— Start Listed entries —
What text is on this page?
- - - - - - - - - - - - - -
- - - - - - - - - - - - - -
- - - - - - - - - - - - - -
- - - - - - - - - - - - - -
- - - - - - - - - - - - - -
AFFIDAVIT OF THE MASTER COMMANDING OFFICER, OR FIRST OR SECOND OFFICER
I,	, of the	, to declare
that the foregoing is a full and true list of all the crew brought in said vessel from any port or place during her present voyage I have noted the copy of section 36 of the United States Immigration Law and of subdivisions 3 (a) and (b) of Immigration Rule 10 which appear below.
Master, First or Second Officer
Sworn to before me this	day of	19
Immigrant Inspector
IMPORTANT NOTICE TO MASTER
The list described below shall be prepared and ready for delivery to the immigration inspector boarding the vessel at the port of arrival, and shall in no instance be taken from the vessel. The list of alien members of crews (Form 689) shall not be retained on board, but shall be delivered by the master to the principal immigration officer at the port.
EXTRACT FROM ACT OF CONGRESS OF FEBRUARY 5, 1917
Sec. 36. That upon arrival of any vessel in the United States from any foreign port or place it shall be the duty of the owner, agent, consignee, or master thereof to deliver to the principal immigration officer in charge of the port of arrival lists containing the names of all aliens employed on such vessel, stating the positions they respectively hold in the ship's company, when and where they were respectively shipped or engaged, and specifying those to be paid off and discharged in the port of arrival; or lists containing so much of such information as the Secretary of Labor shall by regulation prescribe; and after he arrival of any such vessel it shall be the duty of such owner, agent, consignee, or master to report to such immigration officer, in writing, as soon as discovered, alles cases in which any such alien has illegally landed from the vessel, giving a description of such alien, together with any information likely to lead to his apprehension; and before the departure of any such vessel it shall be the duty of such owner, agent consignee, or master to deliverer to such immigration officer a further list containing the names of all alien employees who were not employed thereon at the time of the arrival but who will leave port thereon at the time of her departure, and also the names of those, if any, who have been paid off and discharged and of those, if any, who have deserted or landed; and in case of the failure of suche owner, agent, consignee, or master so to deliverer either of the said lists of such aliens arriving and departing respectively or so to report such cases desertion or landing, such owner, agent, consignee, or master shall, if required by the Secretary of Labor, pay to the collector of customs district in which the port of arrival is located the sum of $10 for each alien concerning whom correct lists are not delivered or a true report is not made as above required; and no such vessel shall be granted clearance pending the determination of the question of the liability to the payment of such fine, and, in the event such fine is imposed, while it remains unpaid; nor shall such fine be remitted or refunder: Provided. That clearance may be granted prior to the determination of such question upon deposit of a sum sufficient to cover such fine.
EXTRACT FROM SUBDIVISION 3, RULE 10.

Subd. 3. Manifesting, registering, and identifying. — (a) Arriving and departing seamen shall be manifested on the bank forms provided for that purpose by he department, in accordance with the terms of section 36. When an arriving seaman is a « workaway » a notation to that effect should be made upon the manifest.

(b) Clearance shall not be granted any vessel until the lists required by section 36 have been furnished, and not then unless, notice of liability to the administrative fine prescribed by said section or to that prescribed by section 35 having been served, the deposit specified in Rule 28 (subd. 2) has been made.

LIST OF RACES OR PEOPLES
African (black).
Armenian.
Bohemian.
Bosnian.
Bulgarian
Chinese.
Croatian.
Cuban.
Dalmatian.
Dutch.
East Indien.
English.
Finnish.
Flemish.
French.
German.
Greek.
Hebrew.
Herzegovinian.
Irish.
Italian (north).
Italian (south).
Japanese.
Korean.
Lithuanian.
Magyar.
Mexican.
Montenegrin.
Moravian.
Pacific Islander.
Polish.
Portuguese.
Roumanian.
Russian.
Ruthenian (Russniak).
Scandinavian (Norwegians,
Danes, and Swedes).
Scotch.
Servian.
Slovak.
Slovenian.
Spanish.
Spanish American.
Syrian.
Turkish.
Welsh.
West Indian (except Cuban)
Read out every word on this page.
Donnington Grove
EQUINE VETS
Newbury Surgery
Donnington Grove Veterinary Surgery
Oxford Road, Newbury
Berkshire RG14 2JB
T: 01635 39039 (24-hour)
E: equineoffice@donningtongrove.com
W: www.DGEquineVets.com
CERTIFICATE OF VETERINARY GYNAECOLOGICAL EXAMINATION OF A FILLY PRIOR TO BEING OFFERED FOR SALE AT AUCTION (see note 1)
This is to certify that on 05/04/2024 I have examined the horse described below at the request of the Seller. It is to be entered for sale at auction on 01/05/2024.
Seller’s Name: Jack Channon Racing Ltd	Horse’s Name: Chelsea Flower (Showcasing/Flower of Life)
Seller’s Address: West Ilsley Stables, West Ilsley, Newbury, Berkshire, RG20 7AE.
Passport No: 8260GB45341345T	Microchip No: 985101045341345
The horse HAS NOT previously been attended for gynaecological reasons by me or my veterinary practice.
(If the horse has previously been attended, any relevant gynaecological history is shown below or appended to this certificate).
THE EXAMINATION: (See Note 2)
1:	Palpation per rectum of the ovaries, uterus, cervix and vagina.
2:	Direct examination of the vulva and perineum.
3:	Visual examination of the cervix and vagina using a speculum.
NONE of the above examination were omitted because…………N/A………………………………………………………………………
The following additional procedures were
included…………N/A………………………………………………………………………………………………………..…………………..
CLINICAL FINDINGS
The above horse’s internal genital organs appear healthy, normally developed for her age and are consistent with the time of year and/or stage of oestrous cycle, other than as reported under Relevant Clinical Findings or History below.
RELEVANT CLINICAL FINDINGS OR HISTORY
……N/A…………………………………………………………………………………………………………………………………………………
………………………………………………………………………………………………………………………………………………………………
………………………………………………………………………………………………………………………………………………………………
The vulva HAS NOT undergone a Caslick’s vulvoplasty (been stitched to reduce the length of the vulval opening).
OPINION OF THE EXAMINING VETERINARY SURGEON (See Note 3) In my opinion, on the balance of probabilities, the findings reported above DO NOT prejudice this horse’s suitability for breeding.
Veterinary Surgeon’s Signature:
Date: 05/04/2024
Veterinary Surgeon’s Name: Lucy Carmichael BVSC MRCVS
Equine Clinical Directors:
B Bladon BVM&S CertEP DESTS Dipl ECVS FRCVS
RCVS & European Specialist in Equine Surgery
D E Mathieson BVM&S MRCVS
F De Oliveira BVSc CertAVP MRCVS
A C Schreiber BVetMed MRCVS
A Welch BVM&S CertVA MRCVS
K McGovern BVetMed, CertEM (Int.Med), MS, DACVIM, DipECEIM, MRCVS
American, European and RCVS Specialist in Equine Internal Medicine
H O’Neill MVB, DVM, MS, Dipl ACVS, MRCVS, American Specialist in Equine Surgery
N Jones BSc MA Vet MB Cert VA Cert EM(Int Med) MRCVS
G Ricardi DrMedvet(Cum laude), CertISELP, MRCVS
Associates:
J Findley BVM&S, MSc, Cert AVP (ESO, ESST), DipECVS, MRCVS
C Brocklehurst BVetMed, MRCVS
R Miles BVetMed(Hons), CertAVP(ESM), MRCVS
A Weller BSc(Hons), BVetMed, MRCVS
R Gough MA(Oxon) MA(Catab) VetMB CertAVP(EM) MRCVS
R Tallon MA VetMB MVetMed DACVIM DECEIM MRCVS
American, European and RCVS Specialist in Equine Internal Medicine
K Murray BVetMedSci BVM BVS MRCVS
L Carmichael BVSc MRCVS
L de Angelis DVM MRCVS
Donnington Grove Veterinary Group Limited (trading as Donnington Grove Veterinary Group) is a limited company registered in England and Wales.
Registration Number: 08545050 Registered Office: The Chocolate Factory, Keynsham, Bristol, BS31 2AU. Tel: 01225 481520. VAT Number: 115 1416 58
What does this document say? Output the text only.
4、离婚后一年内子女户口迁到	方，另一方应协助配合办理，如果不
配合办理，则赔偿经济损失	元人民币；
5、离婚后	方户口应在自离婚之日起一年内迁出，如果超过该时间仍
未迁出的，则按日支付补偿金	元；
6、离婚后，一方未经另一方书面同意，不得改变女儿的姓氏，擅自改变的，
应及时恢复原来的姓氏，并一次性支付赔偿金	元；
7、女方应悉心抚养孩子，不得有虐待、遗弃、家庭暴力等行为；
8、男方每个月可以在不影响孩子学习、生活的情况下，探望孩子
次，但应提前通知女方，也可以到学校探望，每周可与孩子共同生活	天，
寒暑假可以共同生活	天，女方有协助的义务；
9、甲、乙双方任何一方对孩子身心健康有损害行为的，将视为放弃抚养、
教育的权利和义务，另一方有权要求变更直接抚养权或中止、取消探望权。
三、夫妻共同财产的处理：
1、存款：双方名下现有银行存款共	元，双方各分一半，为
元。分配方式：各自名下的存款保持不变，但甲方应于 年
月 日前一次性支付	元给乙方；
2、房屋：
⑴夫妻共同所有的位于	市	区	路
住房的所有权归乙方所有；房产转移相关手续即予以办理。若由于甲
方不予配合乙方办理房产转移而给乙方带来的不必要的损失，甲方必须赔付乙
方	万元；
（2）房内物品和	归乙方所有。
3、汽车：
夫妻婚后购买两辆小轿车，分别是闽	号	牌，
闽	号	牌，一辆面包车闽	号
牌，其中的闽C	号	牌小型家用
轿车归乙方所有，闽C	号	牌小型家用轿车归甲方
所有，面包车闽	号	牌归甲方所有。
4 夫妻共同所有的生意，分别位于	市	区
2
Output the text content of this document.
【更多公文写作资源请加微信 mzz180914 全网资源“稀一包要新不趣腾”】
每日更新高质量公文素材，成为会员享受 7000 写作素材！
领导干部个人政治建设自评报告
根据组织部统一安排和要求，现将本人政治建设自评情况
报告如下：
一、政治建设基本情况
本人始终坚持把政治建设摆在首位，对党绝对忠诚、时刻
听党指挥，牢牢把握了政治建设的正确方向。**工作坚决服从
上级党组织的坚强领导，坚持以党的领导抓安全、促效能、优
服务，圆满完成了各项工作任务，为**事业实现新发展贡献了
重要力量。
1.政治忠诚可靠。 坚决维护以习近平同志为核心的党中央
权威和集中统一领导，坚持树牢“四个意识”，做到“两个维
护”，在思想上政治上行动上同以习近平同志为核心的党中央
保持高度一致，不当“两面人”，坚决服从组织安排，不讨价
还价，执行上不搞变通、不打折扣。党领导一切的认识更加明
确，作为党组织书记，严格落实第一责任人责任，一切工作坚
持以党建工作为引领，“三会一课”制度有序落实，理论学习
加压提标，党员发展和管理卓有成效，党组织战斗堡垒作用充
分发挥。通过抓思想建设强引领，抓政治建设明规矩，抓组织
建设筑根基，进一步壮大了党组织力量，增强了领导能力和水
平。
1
— End Listed entries —
Each line holding the word "CertAVP" counts once; report the total and nothing else.

3